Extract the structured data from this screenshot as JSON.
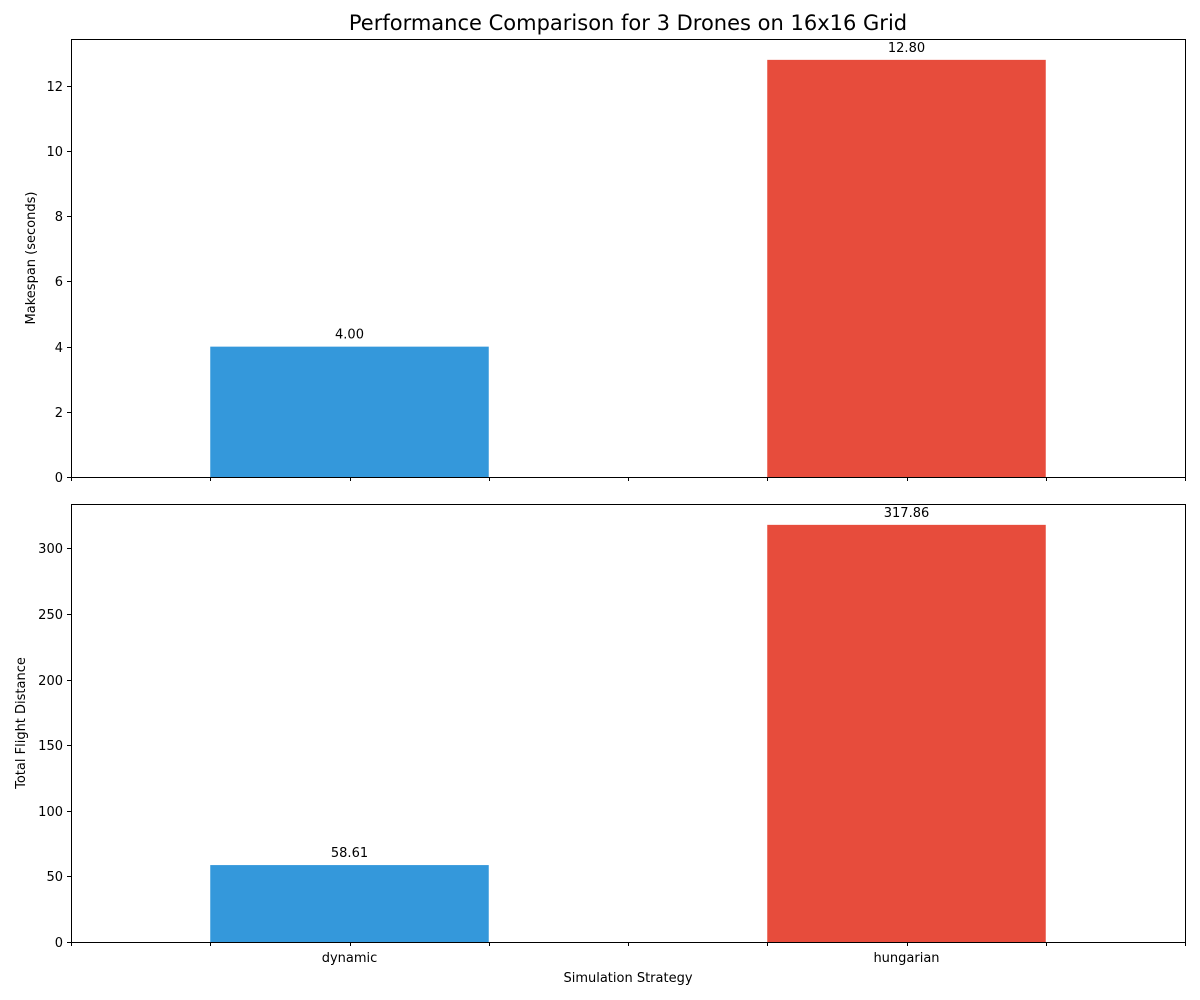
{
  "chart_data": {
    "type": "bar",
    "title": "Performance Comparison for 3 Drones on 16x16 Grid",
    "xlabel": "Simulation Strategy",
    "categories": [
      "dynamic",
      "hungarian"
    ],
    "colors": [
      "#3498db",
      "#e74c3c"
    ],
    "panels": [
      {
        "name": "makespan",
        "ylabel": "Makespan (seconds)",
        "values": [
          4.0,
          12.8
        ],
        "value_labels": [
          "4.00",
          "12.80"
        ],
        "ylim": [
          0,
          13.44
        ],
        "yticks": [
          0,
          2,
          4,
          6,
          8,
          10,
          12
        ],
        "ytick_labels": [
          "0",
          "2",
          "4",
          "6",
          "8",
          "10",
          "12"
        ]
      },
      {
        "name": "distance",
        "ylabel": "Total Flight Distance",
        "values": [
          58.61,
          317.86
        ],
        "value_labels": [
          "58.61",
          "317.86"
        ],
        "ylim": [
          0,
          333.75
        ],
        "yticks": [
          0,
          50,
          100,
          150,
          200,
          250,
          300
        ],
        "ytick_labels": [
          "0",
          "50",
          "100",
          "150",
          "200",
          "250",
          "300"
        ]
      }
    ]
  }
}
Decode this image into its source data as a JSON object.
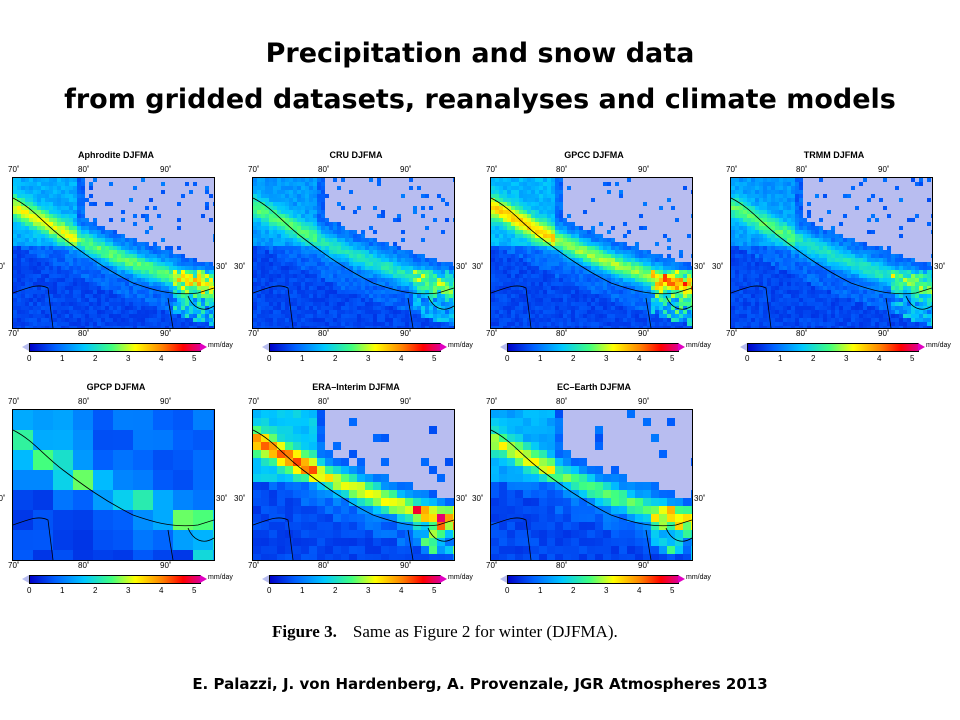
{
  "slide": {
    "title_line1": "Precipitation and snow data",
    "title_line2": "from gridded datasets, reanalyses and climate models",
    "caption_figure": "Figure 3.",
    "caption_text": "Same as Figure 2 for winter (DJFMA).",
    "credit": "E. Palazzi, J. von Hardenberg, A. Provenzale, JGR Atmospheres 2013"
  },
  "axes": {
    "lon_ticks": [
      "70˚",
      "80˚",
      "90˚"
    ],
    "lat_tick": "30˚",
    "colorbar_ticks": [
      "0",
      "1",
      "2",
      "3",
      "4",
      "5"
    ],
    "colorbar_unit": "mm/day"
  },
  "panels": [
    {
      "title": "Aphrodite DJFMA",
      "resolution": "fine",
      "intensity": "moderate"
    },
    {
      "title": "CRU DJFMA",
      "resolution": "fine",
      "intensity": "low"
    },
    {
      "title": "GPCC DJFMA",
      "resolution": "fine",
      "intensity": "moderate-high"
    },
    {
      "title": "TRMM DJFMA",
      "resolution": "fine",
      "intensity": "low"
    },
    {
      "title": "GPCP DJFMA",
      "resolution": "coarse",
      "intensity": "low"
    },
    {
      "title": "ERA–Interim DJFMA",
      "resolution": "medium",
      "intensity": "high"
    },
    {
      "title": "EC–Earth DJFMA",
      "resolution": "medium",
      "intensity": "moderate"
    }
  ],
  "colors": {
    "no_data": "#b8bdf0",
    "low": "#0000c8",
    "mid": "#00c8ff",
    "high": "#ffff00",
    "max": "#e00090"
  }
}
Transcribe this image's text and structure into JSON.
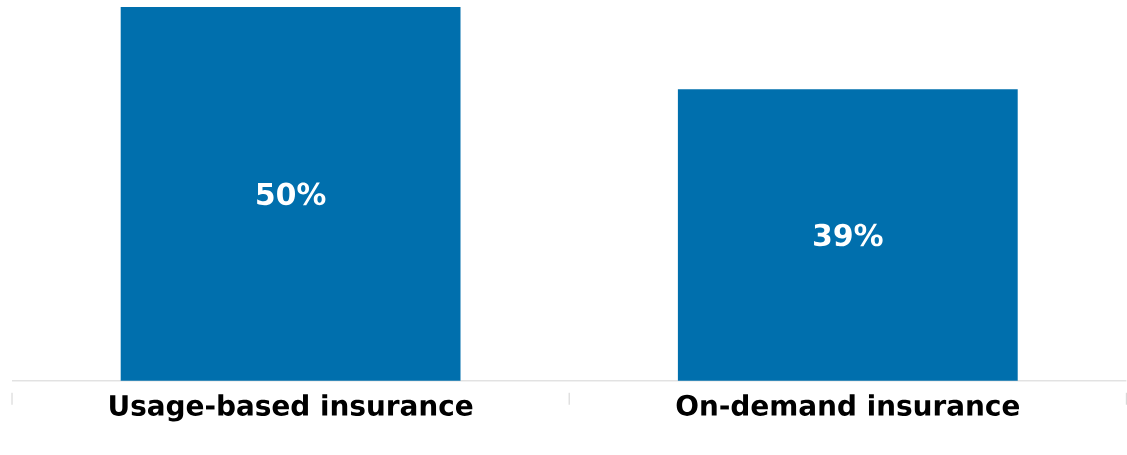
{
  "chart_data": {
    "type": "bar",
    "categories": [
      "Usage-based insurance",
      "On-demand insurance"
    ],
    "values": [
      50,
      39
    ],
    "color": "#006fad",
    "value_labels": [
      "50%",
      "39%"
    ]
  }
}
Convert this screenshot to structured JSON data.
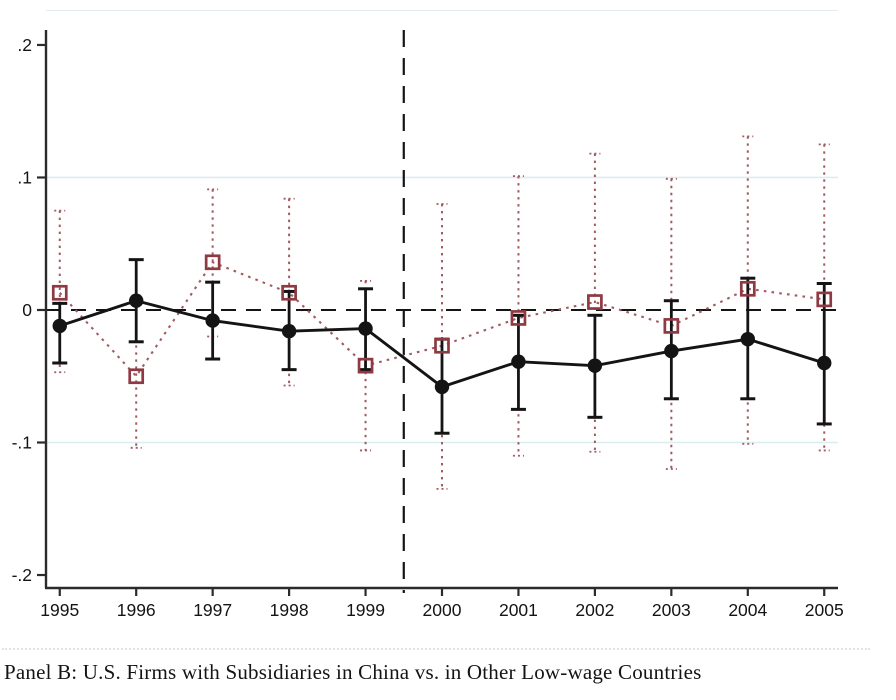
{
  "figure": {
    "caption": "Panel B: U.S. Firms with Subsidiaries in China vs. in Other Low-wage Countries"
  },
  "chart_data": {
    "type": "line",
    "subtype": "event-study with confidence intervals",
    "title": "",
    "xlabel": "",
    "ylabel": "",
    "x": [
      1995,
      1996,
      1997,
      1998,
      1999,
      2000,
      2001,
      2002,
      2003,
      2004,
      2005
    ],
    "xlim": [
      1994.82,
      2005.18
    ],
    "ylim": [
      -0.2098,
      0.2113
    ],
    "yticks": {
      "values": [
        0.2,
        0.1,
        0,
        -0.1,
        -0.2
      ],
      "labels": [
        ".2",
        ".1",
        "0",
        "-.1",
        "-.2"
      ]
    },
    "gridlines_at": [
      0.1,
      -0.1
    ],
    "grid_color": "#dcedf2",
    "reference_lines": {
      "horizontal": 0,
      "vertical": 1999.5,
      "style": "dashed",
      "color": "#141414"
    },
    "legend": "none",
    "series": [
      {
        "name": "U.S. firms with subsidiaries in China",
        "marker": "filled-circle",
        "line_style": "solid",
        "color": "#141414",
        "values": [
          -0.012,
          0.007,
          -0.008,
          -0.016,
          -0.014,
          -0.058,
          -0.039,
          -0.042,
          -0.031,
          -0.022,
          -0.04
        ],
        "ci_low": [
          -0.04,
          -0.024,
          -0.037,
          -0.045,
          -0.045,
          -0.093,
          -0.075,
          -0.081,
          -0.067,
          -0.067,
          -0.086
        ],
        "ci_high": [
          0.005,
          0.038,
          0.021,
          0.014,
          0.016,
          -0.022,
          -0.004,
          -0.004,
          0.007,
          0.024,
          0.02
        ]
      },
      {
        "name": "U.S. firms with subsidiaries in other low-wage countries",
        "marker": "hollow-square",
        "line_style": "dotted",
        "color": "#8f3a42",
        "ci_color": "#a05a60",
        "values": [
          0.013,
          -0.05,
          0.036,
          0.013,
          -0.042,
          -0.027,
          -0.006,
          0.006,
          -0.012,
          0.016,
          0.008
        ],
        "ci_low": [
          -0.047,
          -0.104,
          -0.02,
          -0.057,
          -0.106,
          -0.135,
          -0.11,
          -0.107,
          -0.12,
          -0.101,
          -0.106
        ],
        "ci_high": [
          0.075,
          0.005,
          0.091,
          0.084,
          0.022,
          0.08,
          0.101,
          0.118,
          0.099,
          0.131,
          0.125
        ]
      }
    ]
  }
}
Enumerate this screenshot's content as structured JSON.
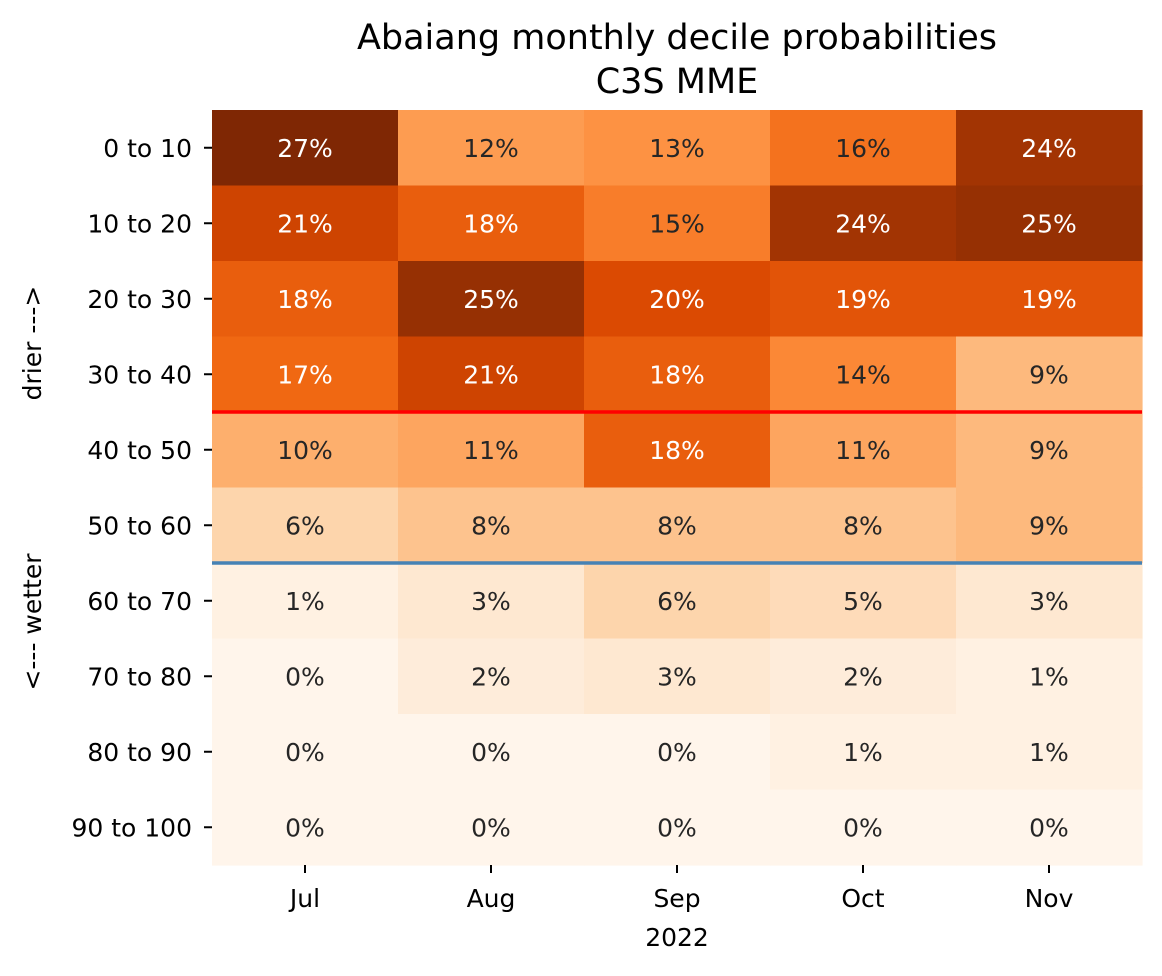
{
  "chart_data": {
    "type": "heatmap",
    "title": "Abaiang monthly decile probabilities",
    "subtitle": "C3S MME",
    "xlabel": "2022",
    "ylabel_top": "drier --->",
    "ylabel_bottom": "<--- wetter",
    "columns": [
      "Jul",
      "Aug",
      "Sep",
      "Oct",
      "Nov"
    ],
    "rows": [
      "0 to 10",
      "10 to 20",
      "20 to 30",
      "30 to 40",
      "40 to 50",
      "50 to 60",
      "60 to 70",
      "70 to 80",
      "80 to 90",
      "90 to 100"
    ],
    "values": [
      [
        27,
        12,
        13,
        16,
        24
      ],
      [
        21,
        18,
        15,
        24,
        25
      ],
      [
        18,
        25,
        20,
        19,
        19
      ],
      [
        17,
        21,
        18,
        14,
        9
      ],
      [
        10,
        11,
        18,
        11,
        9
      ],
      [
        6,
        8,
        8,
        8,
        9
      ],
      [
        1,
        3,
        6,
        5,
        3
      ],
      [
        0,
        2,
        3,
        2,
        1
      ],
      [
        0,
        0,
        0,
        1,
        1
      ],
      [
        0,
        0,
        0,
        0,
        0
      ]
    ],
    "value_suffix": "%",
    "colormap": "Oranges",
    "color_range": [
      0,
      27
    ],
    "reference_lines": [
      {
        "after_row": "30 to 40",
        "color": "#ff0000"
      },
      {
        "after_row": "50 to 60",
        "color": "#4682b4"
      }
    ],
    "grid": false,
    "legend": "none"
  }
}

------------------------------------------------

Repeat the material above in full and exactly, omitting the pictures.

→ **Complete output**
Extract the structured data from this screenshot as JSON.
{
  "chart_data": {
    "type": "bar",
    "title": "Performance Comparison for 3 Drones on 16x16 Grid",
    "xlabel": "Simulation Strategy",
    "categories": [
      "dynamic",
      "hungarian"
    ],
    "colors": [
      "#3498db",
      "#e74c3c"
    ],
    "panels": [
      {
        "name": "makespan",
        "ylabel": "Makespan (seconds)",
        "values": [
          4.0,
          12.8
        ],
        "value_labels": [
          "4.00",
          "12.80"
        ],
        "ylim": [
          0,
          13.44
        ],
        "yticks": [
          0,
          2,
          4,
          6,
          8,
          10,
          12
        ],
        "ytick_labels": [
          "0",
          "2",
          "4",
          "6",
          "8",
          "10",
          "12"
        ]
      },
      {
        "name": "distance",
        "ylabel": "Total Flight Distance",
        "values": [
          58.61,
          317.86
        ],
        "value_labels": [
          "58.61",
          "317.86"
        ],
        "ylim": [
          0,
          333.75
        ],
        "yticks": [
          0,
          50,
          100,
          150,
          200,
          250,
          300
        ],
        "ytick_labels": [
          "0",
          "50",
          "100",
          "150",
          "200",
          "250",
          "300"
        ]
      }
    ]
  }
}
Decode this image into its source data as a JSON object.
{
  "slide": {
    "title_line1": "Precipitation and snow data",
    "title_line2": "from gridded datasets, reanalyses and climate models",
    "caption_figure": "Figure 3.",
    "caption_text": "Same as Figure 2 for winter (DJFMA).",
    "credit": "E. Palazzi, J. von Hardenberg, A. Provenzale, JGR Atmospheres 2013"
  },
  "axes": {
    "lon_ticks": [
      "70˚",
      "80˚",
      "90˚"
    ],
    "lat_tick": "30˚",
    "colorbar_ticks": [
      "0",
      "1",
      "2",
      "3",
      "4",
      "5"
    ],
    "colorbar_unit": "mm/day"
  },
  "panels": [
    {
      "title": "Aphrodite DJFMA",
      "resolution": "fine",
      "intensity": "moderate"
    },
    {
      "title": "CRU DJFMA",
      "resolution": "fine",
      "intensity": "low"
    },
    {
      "title": "GPCC DJFMA",
      "resolution": "fine",
      "intensity": "moderate-high"
    },
    {
      "title": "TRMM DJFMA",
      "resolution": "fine",
      "intensity": "low"
    },
    {
      "title": "GPCP DJFMA",
      "resolution": "coarse",
      "intensity": "low"
    },
    {
      "title": "ERA–Interim DJFMA",
      "resolution": "medium",
      "intensity": "high"
    },
    {
      "title": "EC–Earth DJFMA",
      "resolution": "medium",
      "intensity": "moderate"
    }
  ],
  "colors": {
    "no_data": "#b8bdf0",
    "low": "#0000c8",
    "mid": "#00c8ff",
    "high": "#ffff00",
    "max": "#e00090"
  }
}
Transcribe this image's text and structure into JSON.
{
  "chart_data": {
    "type": "bar",
    "categories": [
      "Usage-based insurance",
      "On-demand insurance"
    ],
    "values": [
      50,
      39
    ],
    "color": "#006fad",
    "value_labels": [
      "50%",
      "39%"
    ]
  }
}
Convert this screenshot to structured JSON data.
{
  "figure": {
    "caption": "Panel B: U.S. Firms with Subsidiaries in China vs. in Other Low-wage Countries"
  },
  "chart_data": {
    "type": "line",
    "subtype": "event-study with confidence intervals",
    "title": "",
    "xlabel": "",
    "ylabel": "",
    "x": [
      1995,
      1996,
      1997,
      1998,
      1999,
      2000,
      2001,
      2002,
      2003,
      2004,
      2005
    ],
    "xlim": [
      1994.82,
      2005.18
    ],
    "ylim": [
      -0.2098,
      0.2113
    ],
    "yticks": {
      "values": [
        0.2,
        0.1,
        0,
        -0.1,
        -0.2
      ],
      "labels": [
        ".2",
        ".1",
        "0",
        "-.1",
        "-.2"
      ]
    },
    "gridlines_at": [
      0.1,
      -0.1
    ],
    "grid_color": "#dcedf2",
    "reference_lines": {
      "horizontal": 0,
      "vertical": 1999.5,
      "style": "dashed",
      "color": "#141414"
    },
    "legend": "none",
    "series": [
      {
        "name": "U.S. firms with subsidiaries in China",
        "marker": "filled-circle",
        "line_style": "solid",
        "color": "#141414",
        "values": [
          -0.012,
          0.007,
          -0.008,
          -0.016,
          -0.014,
          -0.058,
          -0.039,
          -0.042,
          -0.031,
          -0.022,
          -0.04
        ],
        "ci_low": [
          -0.04,
          -0.024,
          -0.037,
          -0.045,
          -0.045,
          -0.093,
          -0.075,
          -0.081,
          -0.067,
          -0.067,
          -0.086
        ],
        "ci_high": [
          0.005,
          0.038,
          0.021,
          0.014,
          0.016,
          -0.022,
          -0.004,
          -0.004,
          0.007,
          0.024,
          0.02
        ]
      },
      {
        "name": "U.S. firms with subsidiaries in other low-wage countries",
        "marker": "hollow-square",
        "line_style": "dotted",
        "color": "#8f3a42",
        "ci_color": "#a05a60",
        "values": [
          0.013,
          -0.05,
          0.036,
          0.013,
          -0.042,
          -0.027,
          -0.006,
          0.006,
          -0.012,
          0.016,
          0.008
        ],
        "ci_low": [
          -0.047,
          -0.104,
          -0.02,
          -0.057,
          -0.106,
          -0.135,
          -0.11,
          -0.107,
          -0.12,
          -0.101,
          -0.106
        ],
        "ci_high": [
          0.075,
          0.005,
          0.091,
          0.084,
          0.022,
          0.08,
          0.101,
          0.118,
          0.099,
          0.131,
          0.125
        ]
      }
    ]
  }
}
Enumerate this screenshot's content as structured JSON.
{
  "chart_data": {
    "type": "heatmap",
    "title": "Abaiang monthly decile probabilities",
    "subtitle": "C3S MME",
    "xlabel": "2022",
    "ylabel_top": "drier --->",
    "ylabel_bottom": "<--- wetter",
    "columns": [
      "Jul",
      "Aug",
      "Sep",
      "Oct",
      "Nov"
    ],
    "rows": [
      "0 to 10",
      "10 to 20",
      "20 to 30",
      "30 to 40",
      "40 to 50",
      "50 to 60",
      "60 to 70",
      "70 to 80",
      "80 to 90",
      "90 to 100"
    ],
    "values": [
      [
        27,
        12,
        13,
        16,
        24
      ],
      [
        21,
        18,
        15,
        24,
        25
      ],
      [
        18,
        25,
        20,
        19,
        19
      ],
      [
        17,
        21,
        18,
        14,
        9
      ],
      [
        10,
        11,
        18,
        11,
        9
      ],
      [
        6,
        8,
        8,
        8,
        9
      ],
      [
        1,
        3,
        6,
        5,
        3
      ],
      [
        0,
        2,
        3,
        2,
        1
      ],
      [
        0,
        0,
        0,
        1,
        1
      ],
      [
        0,
        0,
        0,
        0,
        0
      ]
    ],
    "value_suffix": "%",
    "colormap": "Oranges",
    "color_range": [
      0,
      27
    ],
    "reference_lines": [
      {
        "after_row": "30 to 40",
        "color": "#ff0000"
      },
      {
        "after_row": "50 to 60",
        "color": "#4682b4"
      }
    ],
    "grid": false,
    "legend": "none"
  }
}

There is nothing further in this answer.